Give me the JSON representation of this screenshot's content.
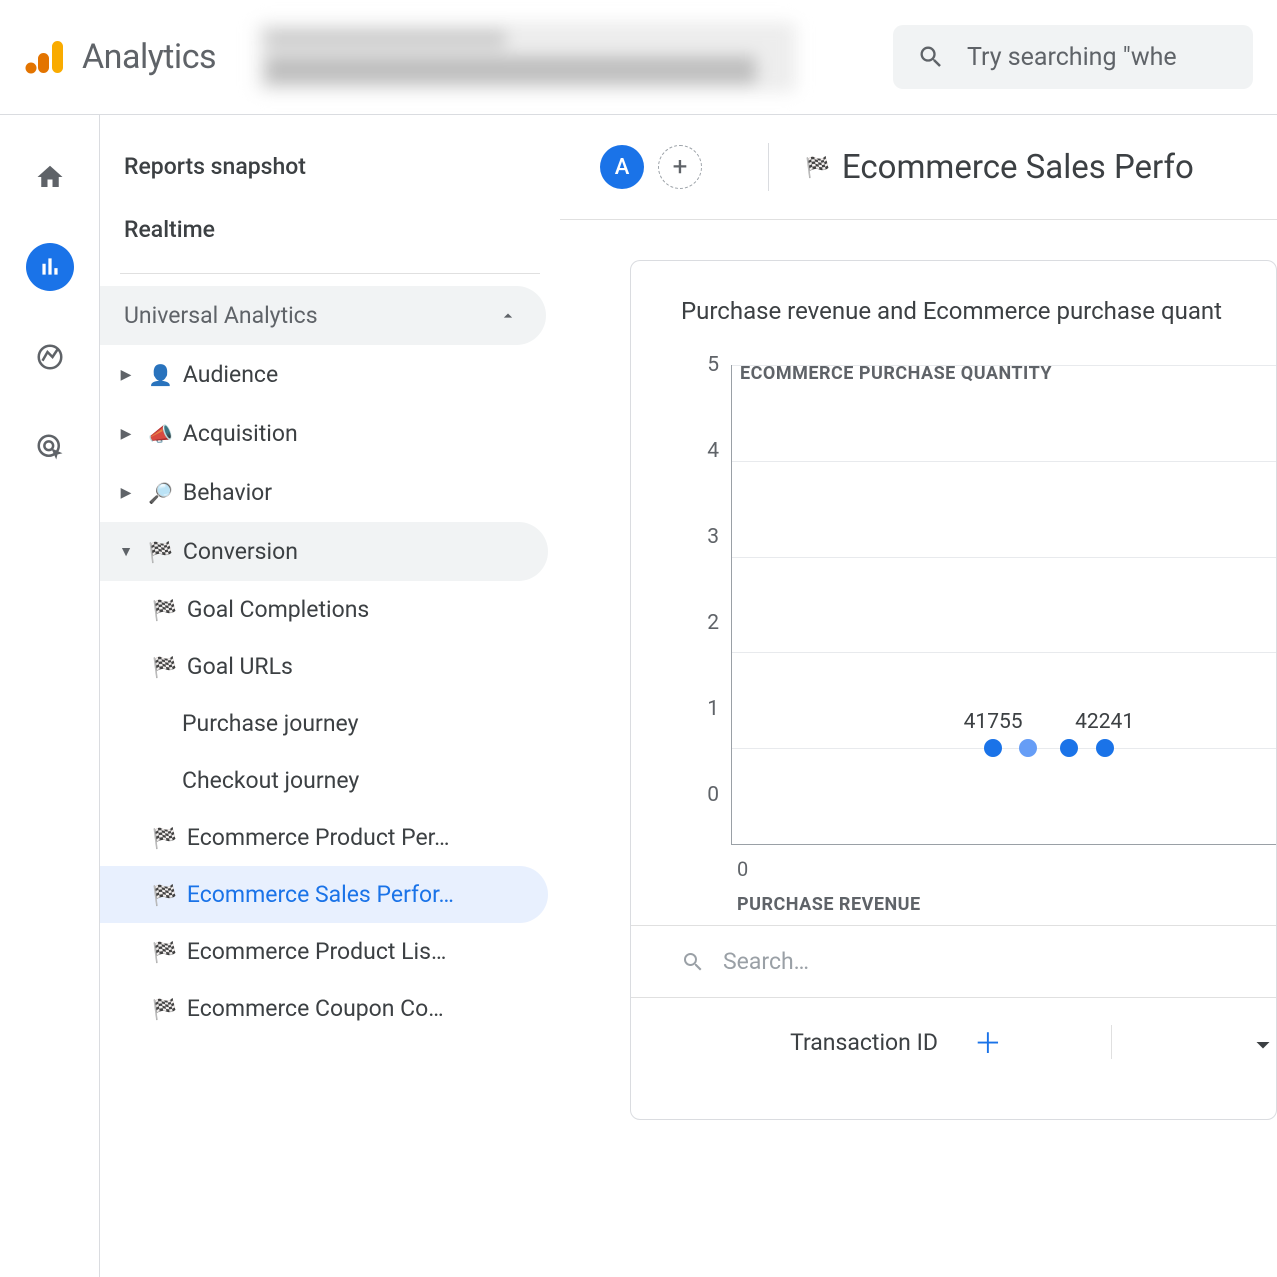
{
  "header": {
    "brand": "Analytics",
    "search_placeholder": "Try searching \"whe"
  },
  "rail": {
    "items": [
      "home-icon",
      "reports-icon",
      "explore-icon",
      "advertising-icon"
    ],
    "active_index": 1
  },
  "sidenav": {
    "top_items": [
      "Reports snapshot",
      "Realtime"
    ],
    "section_label": "Universal Analytics",
    "groups": [
      {
        "icon": "👤",
        "label": "Audience",
        "expanded": false
      },
      {
        "icon": "📣",
        "label": "Acquisition",
        "expanded": false
      },
      {
        "icon": "🔎",
        "label": "Behavior",
        "expanded": false
      },
      {
        "icon": "🏁",
        "label": "Conversion",
        "expanded": true
      }
    ],
    "sub_items": [
      {
        "icon": "🏁",
        "label": "Goal Completions"
      },
      {
        "icon": "🏁",
        "label": "Goal URLs"
      },
      {
        "icon": "",
        "label": "Purchase journey"
      },
      {
        "icon": "",
        "label": "Checkout journey"
      },
      {
        "icon": "🏁",
        "label": "Ecommerce Product Per…"
      },
      {
        "icon": "🏁",
        "label": "Ecommerce Sales Perfor…"
      },
      {
        "icon": "🏁",
        "label": "Ecommerce Product Lis…"
      },
      {
        "icon": "🏁",
        "label": "Ecommerce Coupon Co…"
      }
    ],
    "selected_sub_index": 5
  },
  "report": {
    "avatar_letter": "A",
    "title_icon": "🏁",
    "title": "Ecommerce Sales Perfo",
    "card_title": "Purchase revenue and Ecommerce purchase quant",
    "table": {
      "search_placeholder": "Search…",
      "col1_label": "Transaction ID"
    }
  },
  "chart_data": {
    "type": "scatter",
    "xlabel": "PURCHASE REVENUE",
    "ylabel_inline": "ECOMMERCE PURCHASE QUANTITY",
    "ylim": [
      0,
      5
    ],
    "yticks": [
      0,
      1,
      2,
      3,
      4,
      5
    ],
    "series": [
      {
        "name": "points",
        "points": [
          {
            "x_rel": 0.48,
            "y": 1,
            "label": "41755",
            "color": "#1a73e8"
          },
          {
            "x_rel": 0.545,
            "y": 1,
            "label": "",
            "color": "#669df6"
          },
          {
            "x_rel": 0.62,
            "y": 1,
            "label": "",
            "color": "#1a73e8"
          },
          {
            "x_rel": 0.685,
            "y": 1,
            "label": "42241",
            "color": "#1a73e8"
          }
        ]
      }
    ]
  }
}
####################
* Exercise objective *
Ignore the images and quote every line of the listing exactly.

* The solution *
Give me the JSON representation of this screenshot's content.
{
  "header": {
    "brand": "Analytics",
    "search_placeholder": "Try searching \"whe"
  },
  "rail": {
    "items": [
      "home-icon",
      "reports-icon",
      "explore-icon",
      "advertising-icon"
    ],
    "active_index": 1
  },
  "sidenav": {
    "top_items": [
      "Reports snapshot",
      "Realtime"
    ],
    "section_label": "Universal Analytics",
    "groups": [
      {
        "icon": "👤",
        "label": "Audience",
        "expanded": false
      },
      {
        "icon": "📣",
        "label": "Acquisition",
        "expanded": false
      },
      {
        "icon": "🔎",
        "label": "Behavior",
        "expanded": false
      },
      {
        "icon": "🏁",
        "label": "Conversion",
        "expanded": true
      }
    ],
    "sub_items": [
      {
        "icon": "🏁",
        "label": "Goal Completions"
      },
      {
        "icon": "🏁",
        "label": "Goal URLs"
      },
      {
        "icon": "",
        "label": "Purchase journey"
      },
      {
        "icon": "",
        "label": "Checkout journey"
      },
      {
        "icon": "🏁",
        "label": "Ecommerce Product Per…"
      },
      {
        "icon": "🏁",
        "label": "Ecommerce Sales Perfor…"
      },
      {
        "icon": "🏁",
        "label": "Ecommerce Product Lis…"
      },
      {
        "icon": "🏁",
        "label": "Ecommerce Coupon Co…"
      }
    ],
    "selected_sub_index": 5
  },
  "report": {
    "avatar_letter": "A",
    "title_icon": "🏁",
    "title": "Ecommerce Sales Perfo",
    "card_title": "Purchase revenue and Ecommerce purchase quant",
    "table": {
      "search_placeholder": "Search…",
      "col1_label": "Transaction ID"
    }
  },
  "chart_data": {
    "type": "scatter",
    "xlabel": "PURCHASE REVENUE",
    "ylabel_inline": "ECOMMERCE PURCHASE QUANTITY",
    "ylim": [
      0,
      5
    ],
    "yticks": [
      0,
      1,
      2,
      3,
      4,
      5
    ],
    "series": [
      {
        "name": "points",
        "points": [
          {
            "x_rel": 0.48,
            "y": 1,
            "label": "41755",
            "color": "#1a73e8"
          },
          {
            "x_rel": 0.545,
            "y": 1,
            "label": "",
            "color": "#669df6"
          },
          {
            "x_rel": 0.62,
            "y": 1,
            "label": "",
            "color": "#1a73e8"
          },
          {
            "x_rel": 0.685,
            "y": 1,
            "label": "42241",
            "color": "#1a73e8"
          }
        ]
      }
    ]
  }
}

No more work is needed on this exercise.